What the task asks. Collect each line of the records containing the string "JSON".

══ Records provided ══

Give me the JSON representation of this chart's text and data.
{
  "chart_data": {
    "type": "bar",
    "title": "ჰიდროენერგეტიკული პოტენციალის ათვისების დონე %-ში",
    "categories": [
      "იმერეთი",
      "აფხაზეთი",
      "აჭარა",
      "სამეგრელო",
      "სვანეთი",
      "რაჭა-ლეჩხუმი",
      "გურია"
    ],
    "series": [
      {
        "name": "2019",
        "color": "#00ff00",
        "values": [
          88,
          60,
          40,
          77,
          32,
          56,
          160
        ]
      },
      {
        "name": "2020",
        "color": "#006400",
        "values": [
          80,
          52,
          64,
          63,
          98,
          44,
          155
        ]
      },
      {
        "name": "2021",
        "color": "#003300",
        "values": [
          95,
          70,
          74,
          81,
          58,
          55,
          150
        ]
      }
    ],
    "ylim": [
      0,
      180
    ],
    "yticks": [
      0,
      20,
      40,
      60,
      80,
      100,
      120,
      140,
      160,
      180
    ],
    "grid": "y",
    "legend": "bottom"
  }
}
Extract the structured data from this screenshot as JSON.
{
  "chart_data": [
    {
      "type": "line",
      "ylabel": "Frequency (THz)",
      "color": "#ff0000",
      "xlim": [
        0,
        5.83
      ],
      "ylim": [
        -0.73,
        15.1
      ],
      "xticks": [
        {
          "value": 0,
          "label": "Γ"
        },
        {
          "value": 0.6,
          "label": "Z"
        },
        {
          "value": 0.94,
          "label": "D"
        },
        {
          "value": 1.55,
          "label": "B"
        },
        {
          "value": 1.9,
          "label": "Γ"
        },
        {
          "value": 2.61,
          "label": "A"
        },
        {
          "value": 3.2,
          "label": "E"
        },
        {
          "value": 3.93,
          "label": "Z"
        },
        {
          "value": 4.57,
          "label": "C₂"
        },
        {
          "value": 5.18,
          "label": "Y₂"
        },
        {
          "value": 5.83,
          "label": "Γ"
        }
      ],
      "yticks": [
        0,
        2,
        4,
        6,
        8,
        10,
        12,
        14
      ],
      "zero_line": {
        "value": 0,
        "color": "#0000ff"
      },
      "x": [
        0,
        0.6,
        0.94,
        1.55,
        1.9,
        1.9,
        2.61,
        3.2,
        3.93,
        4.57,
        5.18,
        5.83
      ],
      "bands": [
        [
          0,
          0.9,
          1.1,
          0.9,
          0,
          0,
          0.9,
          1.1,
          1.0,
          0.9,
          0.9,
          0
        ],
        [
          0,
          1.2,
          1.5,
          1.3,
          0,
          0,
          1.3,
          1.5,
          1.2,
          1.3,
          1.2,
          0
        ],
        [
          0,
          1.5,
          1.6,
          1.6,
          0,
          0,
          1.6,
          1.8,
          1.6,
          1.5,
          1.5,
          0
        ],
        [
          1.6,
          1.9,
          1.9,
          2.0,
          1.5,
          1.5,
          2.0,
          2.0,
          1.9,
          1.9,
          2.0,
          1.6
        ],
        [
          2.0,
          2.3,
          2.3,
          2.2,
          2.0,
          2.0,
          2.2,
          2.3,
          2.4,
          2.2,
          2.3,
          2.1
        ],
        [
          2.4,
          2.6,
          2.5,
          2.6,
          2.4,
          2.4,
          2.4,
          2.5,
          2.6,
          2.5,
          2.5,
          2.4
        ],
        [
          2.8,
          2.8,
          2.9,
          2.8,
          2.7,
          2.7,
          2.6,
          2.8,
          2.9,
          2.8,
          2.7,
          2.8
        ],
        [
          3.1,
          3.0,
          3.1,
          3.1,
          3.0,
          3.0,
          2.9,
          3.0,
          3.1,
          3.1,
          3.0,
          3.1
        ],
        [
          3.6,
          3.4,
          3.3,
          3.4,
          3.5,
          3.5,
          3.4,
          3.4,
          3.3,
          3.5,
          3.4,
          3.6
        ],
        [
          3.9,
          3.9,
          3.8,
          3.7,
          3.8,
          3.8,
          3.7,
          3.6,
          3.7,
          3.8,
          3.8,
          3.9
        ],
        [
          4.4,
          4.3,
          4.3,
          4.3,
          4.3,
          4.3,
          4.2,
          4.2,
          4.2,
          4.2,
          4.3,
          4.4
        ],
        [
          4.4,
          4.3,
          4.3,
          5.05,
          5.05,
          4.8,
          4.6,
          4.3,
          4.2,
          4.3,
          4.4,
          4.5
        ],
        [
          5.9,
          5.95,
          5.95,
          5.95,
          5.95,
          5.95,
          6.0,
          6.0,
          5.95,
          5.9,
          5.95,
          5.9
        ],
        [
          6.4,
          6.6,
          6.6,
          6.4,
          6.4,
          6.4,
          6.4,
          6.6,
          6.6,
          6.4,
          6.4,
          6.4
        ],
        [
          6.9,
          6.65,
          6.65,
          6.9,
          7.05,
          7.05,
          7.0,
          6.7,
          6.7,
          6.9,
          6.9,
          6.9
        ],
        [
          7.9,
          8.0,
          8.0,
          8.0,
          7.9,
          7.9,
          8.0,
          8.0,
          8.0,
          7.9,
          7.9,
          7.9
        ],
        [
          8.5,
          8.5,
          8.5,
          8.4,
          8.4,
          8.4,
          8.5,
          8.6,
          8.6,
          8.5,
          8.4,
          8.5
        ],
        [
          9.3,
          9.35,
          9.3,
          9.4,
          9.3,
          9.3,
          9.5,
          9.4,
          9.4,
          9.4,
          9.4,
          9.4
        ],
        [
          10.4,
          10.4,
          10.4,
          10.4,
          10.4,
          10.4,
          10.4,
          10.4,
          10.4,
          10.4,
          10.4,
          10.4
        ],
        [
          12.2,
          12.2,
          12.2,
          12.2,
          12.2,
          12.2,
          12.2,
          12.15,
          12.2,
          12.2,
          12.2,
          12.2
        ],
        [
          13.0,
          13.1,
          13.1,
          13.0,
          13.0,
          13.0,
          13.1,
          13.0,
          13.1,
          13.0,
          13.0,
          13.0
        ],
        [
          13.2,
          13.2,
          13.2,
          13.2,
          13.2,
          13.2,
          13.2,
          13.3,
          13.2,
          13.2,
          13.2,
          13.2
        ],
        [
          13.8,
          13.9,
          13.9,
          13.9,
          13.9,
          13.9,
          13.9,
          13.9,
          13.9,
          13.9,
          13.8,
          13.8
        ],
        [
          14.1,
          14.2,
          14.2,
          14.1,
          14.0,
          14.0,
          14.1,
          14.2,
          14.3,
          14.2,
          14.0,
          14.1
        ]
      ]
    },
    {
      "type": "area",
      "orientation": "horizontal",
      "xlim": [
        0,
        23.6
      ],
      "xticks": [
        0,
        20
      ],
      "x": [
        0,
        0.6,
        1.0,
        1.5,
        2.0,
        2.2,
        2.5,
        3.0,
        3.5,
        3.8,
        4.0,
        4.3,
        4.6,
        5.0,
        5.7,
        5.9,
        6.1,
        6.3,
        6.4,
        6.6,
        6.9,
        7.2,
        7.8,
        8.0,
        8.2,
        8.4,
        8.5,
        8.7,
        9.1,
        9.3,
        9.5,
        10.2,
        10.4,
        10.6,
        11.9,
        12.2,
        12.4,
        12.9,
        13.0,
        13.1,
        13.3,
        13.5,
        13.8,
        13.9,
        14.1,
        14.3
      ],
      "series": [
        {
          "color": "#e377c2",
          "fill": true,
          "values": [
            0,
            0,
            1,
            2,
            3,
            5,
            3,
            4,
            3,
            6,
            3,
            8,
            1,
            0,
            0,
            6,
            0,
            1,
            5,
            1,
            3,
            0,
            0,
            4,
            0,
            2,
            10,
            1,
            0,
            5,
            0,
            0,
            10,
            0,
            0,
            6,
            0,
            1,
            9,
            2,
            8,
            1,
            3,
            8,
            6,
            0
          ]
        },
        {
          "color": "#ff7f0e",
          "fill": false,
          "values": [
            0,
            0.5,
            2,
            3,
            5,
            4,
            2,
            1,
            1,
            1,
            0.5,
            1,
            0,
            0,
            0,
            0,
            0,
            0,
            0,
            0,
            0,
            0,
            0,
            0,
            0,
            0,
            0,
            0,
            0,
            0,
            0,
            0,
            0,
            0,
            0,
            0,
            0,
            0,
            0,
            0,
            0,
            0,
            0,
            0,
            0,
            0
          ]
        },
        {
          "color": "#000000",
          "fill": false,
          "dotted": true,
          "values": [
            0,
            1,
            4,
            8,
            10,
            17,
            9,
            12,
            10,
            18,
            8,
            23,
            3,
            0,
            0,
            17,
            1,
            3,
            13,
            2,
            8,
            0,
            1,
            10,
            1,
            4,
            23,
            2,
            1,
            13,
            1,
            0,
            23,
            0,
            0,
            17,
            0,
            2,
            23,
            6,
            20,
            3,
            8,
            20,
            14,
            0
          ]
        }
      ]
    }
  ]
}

═══

Full answer.
Give me the JSON representation of this chart's text and data.
Extract the structured data from this screenshot as JSON.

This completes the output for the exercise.